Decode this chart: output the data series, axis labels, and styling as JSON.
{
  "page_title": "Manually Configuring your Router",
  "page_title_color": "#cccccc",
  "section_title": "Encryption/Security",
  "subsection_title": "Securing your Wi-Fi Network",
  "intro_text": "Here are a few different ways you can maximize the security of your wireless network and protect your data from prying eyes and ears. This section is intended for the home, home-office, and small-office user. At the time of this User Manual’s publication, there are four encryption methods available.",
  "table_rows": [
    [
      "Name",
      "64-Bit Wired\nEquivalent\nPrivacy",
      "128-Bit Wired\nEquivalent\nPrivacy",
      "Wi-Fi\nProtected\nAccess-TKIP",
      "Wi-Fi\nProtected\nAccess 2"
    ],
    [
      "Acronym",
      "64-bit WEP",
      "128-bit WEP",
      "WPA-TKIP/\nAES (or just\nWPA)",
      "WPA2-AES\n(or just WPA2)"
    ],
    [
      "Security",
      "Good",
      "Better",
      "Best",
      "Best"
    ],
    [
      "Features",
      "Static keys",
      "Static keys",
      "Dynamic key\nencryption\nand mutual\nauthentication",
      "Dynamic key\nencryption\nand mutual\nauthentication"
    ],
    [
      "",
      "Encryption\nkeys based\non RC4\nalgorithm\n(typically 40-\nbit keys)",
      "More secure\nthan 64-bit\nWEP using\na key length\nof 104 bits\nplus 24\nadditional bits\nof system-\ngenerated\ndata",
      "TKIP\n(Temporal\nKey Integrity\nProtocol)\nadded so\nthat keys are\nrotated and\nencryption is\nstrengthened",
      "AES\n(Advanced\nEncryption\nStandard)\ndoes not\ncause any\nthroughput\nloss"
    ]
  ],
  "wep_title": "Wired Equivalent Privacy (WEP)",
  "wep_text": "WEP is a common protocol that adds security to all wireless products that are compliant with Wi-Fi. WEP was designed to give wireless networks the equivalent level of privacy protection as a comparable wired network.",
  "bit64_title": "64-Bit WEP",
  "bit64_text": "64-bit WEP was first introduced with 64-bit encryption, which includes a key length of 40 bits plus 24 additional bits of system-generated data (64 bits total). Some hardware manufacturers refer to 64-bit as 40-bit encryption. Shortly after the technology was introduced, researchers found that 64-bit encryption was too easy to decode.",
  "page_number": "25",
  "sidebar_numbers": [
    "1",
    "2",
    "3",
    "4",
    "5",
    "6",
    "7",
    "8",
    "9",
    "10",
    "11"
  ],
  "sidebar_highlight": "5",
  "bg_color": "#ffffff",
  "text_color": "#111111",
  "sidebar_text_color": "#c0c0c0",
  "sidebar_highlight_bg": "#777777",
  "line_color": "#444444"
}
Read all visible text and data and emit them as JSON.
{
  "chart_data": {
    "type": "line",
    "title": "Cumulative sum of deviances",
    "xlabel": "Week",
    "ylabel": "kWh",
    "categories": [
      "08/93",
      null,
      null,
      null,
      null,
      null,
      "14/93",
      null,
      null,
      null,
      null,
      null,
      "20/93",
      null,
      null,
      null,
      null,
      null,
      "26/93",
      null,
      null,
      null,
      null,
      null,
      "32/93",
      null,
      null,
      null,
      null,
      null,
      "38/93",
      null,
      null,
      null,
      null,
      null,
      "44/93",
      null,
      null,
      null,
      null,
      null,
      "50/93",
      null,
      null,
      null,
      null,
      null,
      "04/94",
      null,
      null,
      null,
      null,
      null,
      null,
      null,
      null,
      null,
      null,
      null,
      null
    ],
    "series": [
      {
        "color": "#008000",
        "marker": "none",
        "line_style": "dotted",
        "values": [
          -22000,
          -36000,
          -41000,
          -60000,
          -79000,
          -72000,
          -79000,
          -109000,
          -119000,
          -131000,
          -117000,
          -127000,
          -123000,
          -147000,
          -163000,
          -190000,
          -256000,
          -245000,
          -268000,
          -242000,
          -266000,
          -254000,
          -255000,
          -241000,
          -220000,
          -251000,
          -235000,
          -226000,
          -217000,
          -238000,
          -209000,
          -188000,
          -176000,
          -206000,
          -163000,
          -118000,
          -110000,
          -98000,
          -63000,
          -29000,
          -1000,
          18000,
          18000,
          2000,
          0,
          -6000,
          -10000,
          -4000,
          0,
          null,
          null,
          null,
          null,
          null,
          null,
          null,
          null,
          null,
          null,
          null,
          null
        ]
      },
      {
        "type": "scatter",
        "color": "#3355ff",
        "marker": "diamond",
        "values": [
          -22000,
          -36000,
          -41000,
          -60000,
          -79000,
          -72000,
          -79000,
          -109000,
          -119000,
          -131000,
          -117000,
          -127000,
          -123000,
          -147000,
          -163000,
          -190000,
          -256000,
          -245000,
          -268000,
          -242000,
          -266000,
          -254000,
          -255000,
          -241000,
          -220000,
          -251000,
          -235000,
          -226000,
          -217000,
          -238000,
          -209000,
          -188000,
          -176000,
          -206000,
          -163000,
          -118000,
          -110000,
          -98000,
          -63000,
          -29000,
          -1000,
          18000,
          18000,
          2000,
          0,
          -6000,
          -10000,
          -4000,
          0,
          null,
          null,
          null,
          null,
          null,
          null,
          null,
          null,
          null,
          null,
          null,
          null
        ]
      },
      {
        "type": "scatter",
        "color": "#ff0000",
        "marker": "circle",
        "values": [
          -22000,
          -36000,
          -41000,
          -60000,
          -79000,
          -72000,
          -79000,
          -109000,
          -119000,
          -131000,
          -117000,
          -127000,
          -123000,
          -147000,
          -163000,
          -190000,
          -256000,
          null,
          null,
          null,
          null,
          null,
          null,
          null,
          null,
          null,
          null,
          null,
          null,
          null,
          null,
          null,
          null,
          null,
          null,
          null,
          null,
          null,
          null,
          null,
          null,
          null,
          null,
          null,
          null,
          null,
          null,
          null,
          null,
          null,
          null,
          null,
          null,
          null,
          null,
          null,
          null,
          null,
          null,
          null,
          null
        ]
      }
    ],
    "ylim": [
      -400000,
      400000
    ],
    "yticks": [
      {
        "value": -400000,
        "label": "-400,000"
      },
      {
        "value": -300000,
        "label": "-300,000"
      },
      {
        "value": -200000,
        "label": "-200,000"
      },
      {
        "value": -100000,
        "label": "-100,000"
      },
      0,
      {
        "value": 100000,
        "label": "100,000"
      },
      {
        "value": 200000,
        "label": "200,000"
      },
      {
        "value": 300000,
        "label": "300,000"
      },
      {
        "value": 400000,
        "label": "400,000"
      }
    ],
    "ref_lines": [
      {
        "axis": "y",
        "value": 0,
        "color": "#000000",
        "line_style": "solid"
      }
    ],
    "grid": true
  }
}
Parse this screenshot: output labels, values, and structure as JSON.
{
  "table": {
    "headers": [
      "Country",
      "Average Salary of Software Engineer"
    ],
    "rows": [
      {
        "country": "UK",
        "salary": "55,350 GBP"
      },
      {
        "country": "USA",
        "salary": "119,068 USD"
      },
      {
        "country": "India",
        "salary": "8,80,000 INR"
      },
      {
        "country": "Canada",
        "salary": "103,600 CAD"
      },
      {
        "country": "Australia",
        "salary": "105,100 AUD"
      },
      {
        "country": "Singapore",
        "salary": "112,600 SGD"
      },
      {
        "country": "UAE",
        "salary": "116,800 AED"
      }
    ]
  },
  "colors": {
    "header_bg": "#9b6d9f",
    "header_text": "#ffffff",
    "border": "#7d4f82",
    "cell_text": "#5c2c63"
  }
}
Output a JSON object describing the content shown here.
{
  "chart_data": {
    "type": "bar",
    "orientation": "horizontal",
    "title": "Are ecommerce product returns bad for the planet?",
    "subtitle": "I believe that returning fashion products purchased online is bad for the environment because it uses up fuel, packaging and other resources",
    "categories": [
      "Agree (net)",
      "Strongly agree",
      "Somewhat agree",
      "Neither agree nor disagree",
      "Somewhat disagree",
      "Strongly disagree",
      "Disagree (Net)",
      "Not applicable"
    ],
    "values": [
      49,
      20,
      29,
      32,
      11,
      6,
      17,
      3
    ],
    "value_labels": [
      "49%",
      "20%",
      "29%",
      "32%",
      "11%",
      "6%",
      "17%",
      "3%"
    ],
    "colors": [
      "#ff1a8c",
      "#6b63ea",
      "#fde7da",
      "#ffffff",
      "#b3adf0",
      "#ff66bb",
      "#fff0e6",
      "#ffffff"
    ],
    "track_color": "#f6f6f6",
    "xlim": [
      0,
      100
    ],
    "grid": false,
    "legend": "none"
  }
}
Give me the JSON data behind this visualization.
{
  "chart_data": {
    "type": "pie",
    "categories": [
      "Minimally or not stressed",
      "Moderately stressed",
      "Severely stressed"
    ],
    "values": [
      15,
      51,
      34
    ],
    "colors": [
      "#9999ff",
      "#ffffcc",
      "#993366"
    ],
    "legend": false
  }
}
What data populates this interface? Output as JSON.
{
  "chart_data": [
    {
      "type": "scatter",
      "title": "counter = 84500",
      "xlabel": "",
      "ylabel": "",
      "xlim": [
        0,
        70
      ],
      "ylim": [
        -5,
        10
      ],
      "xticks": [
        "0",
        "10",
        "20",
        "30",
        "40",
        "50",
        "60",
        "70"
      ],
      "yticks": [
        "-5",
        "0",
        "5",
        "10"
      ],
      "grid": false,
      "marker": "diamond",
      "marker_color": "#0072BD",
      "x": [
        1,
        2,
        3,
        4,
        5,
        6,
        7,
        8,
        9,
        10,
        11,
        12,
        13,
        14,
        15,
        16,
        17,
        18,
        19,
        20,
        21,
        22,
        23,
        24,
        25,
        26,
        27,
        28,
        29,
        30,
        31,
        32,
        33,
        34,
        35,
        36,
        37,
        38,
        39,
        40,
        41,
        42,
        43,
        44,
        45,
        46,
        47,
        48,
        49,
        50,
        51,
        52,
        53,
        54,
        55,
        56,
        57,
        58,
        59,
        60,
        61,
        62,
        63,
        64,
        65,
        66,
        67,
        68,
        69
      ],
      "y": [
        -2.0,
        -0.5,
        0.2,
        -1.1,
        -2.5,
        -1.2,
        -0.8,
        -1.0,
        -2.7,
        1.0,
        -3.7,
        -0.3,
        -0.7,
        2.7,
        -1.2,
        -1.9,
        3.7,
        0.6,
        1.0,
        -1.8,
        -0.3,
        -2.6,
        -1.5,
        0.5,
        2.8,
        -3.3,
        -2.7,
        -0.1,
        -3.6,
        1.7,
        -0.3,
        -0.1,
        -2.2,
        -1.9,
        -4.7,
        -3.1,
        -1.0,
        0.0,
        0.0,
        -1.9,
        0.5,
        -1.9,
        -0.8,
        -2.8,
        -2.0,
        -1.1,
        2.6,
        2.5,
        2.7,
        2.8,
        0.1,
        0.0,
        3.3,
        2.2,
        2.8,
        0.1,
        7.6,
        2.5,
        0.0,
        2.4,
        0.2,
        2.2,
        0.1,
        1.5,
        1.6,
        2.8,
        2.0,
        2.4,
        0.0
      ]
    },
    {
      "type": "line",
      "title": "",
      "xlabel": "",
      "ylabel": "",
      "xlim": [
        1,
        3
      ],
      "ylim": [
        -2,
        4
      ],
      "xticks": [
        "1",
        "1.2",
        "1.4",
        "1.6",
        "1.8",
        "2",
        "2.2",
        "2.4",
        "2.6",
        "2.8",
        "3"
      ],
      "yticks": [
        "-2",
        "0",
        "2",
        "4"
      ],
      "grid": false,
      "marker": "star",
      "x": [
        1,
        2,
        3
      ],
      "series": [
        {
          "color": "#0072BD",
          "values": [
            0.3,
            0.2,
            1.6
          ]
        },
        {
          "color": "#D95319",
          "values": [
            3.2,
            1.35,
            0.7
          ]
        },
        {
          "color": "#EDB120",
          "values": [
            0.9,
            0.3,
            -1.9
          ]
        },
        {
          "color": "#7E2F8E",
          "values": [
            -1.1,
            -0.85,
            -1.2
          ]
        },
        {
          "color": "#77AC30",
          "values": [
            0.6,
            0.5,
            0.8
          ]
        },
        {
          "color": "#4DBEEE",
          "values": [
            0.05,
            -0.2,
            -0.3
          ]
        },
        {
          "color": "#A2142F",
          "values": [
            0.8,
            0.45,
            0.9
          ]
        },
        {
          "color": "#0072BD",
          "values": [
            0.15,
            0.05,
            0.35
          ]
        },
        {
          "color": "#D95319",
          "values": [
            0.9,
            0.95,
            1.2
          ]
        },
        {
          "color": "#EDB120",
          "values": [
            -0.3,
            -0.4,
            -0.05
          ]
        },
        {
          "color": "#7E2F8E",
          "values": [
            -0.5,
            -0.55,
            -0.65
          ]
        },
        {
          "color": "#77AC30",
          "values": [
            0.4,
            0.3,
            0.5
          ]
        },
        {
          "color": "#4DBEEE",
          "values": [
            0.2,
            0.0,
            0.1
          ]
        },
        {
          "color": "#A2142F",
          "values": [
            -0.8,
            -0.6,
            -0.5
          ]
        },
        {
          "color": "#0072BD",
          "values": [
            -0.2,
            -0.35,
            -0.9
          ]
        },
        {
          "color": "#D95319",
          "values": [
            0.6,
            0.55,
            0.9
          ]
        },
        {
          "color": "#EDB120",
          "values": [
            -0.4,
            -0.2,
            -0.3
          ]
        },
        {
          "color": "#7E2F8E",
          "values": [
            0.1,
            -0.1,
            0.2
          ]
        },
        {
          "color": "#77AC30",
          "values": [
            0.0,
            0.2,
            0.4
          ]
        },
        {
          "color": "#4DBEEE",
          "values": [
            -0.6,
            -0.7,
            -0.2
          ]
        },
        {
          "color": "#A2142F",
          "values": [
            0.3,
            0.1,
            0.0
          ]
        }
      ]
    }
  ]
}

■ ■ ■ ■ ■

# Do this
Give every line of the material that includes the string "nProtected".

# Task output
      "Wi-Fi\nProtected\nAccess-TKIP",
      "Wi-Fi\nProtected\nAccess 2"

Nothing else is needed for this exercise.